YOUR TASK:
Leave out the pictures and copy each record below exactly.

RECORDS FOR THE EXERCISE:
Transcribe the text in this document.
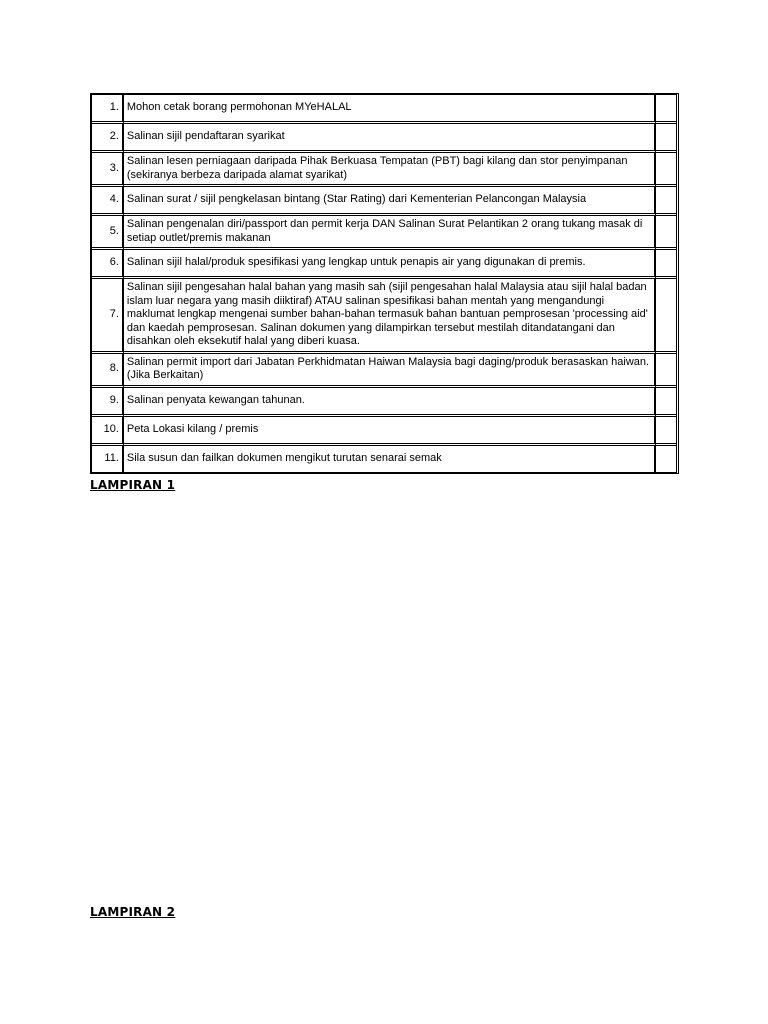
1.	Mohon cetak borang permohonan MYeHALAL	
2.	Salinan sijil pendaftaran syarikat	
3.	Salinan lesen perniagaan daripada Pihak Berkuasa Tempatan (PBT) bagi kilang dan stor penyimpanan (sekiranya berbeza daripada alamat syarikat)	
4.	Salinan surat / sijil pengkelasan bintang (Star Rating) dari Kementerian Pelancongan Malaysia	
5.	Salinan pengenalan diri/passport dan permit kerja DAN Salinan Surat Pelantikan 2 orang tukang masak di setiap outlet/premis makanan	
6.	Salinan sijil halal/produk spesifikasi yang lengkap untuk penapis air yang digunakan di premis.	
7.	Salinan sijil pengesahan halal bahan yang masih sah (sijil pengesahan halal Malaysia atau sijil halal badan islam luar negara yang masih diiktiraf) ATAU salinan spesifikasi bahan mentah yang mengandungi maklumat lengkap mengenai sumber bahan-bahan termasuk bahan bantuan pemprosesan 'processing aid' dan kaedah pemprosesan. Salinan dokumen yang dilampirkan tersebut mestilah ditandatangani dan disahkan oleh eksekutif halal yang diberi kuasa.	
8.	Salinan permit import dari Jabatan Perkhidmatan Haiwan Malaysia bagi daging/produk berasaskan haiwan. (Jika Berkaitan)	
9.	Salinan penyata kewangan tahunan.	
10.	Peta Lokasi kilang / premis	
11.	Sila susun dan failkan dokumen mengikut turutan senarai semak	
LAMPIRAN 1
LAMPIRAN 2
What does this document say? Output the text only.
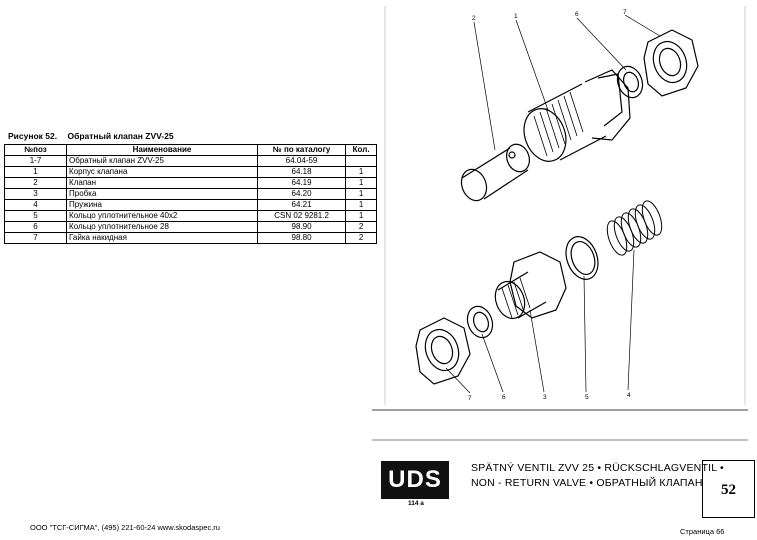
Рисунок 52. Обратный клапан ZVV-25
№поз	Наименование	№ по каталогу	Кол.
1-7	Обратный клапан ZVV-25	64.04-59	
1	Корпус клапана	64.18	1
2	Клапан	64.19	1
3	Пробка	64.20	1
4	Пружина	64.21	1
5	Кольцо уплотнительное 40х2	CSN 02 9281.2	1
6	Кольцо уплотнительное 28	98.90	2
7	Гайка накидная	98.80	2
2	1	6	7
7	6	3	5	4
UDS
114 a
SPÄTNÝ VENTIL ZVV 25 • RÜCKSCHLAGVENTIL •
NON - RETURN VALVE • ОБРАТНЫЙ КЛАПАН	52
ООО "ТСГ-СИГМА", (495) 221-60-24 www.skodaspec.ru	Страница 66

EXERCISE SOLUTION:
Transcribe the text in this document.
1.	Mohon cetak borang permohonan MYeHALAL	
2.	Salinan sijil pendaftaran syarikat	
3.	Salinan lesen perniagaan daripada Pihak Berkuasa Tempatan (PBT) bagi kilang dan stor penyimpanan (sekiranya berbeza daripada alamat syarikat)	
4.	Salinan surat / sijil pengkelasan bintang (Star Rating) dari Kementerian Pelancongan Malaysia	
5.	Salinan pengenalan diri/passport dan permit kerja DAN Salinan Surat Pelantikan 2 orang tukang masak di setiap outlet/premis makanan	
6.	Salinan sijil halal/produk spesifikasi yang lengkap untuk penapis air yang digunakan di premis.	
7.	Salinan sijil pengesahan halal bahan yang masih sah (sijil pengesahan halal Malaysia atau sijil halal badan islam luar negara yang masih diiktiraf) ATAU salinan spesifikasi bahan mentah yang mengandungi maklumat lengkap mengenai sumber bahan-bahan termasuk bahan bantuan pemprosesan 'processing aid' dan kaedah pemprosesan. Salinan dokumen yang dilampirkan tersebut mestilah ditandatangani dan disahkan oleh eksekutif halal yang diberi kuasa.	
8.	Salinan permit import dari Jabatan Perkhidmatan Haiwan Malaysia bagi daging/produk berasaskan haiwan. (Jika Berkaitan)	
9.	Salinan penyata kewangan tahunan.	
10.	Peta Lokasi kilang / premis	
11.	Sila susun dan failkan dokumen mengikut turutan senarai semak	
LAMPIRAN 1
LAMPIRAN 2
What does this document say? Output the text only.
Рисунок 52. Обратный клапан ZVV-25
№поз	Наименование	№ по каталогу	Кол.
1-7	Обратный клапан ZVV-25	64.04-59	
1	Корпус клапана	64.18	1
2	Клапан	64.19	1
3	Пробка	64.20	1
4	Пружина	64.21	1
5	Кольцо уплотнительное 40х2	CSN 02 9281.2	1
6	Кольцо уплотнительное 28	98.90	2
7	Гайка накидная	98.80	2
2	1	6	7
7	6	3	5	4
UDS
114 a
SPÄTNÝ VENTIL ZVV 25 • RÜCKSCHLAGVENTIL •
NON - RETURN VALVE • ОБРАТНЫЙ КЛАПАН	52
ООО "ТСГ-СИГМА", (495) 221-60-24 www.skodaspec.ru	Страница 66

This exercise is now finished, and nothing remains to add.